--- Begin Data provided ---

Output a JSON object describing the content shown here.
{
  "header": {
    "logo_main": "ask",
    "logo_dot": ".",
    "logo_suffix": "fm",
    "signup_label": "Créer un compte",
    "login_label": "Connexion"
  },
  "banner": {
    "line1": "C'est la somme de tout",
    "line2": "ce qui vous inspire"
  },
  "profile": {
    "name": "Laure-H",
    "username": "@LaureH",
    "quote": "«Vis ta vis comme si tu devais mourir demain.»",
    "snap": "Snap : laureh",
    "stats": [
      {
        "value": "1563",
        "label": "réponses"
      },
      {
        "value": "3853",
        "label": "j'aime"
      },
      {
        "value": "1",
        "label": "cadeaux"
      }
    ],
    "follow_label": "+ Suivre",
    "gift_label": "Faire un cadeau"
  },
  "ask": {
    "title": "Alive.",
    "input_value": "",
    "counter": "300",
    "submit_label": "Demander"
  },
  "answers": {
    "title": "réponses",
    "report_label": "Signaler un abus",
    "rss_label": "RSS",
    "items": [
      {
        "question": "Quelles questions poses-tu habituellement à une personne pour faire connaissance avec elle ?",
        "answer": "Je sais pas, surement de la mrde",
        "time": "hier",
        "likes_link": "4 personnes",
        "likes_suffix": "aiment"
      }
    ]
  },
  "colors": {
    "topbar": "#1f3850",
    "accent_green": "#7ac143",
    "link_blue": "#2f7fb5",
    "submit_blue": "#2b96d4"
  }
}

--- End Data provided ---

Copy the records above exactly as they appear.

Output a JSON object describing the content shown here.
{
  "header": {
    "logo_main": "ask",
    "logo_dot": ".",
    "logo_suffix": "fm",
    "signup_label": "Créer un compte",
    "login_label": "Connexion"
  },
  "banner": {
    "line1": "C'est la somme de tout",
    "line2": "ce qui vous inspire"
  },
  "profile": {
    "name": "Laure-H",
    "username": "@LaureH",
    "quote": "«Vis ta vis comme si tu devais mourir demain.»",
    "snap": "Snap : laureh",
    "stats": [
      {
        "value": "1563",
        "label": "réponses"
      },
      {
        "value": "3853",
        "label": "j'aime"
      },
      {
        "value": "1",
        "label": "cadeaux"
      }
    ],
    "follow_label": "+ Suivre",
    "gift_label": "Faire un cadeau"
  },
  "ask": {
    "title": "Alive.",
    "input_value": "",
    "counter": "300",
    "submit_label": "Demander"
  },
  "answers": {
    "title": "réponses",
    "report_label": "Signaler un abus",
    "rss_label": "RSS",
    "items": [
      {
        "question": "Quelles questions poses-tu habituellement à une personne pour faire connaissance avec elle ?",
        "answer": "Je sais pas, surement de la mrde",
        "time": "hier",
        "likes_link": "4 personnes",
        "likes_suffix": "aiment"
      }
    ]
  },
  "colors": {
    "topbar": "#1f3850",
    "accent_green": "#7ac143",
    "link_blue": "#2f7fb5",
    "submit_blue": "#2b96d4"
  }
}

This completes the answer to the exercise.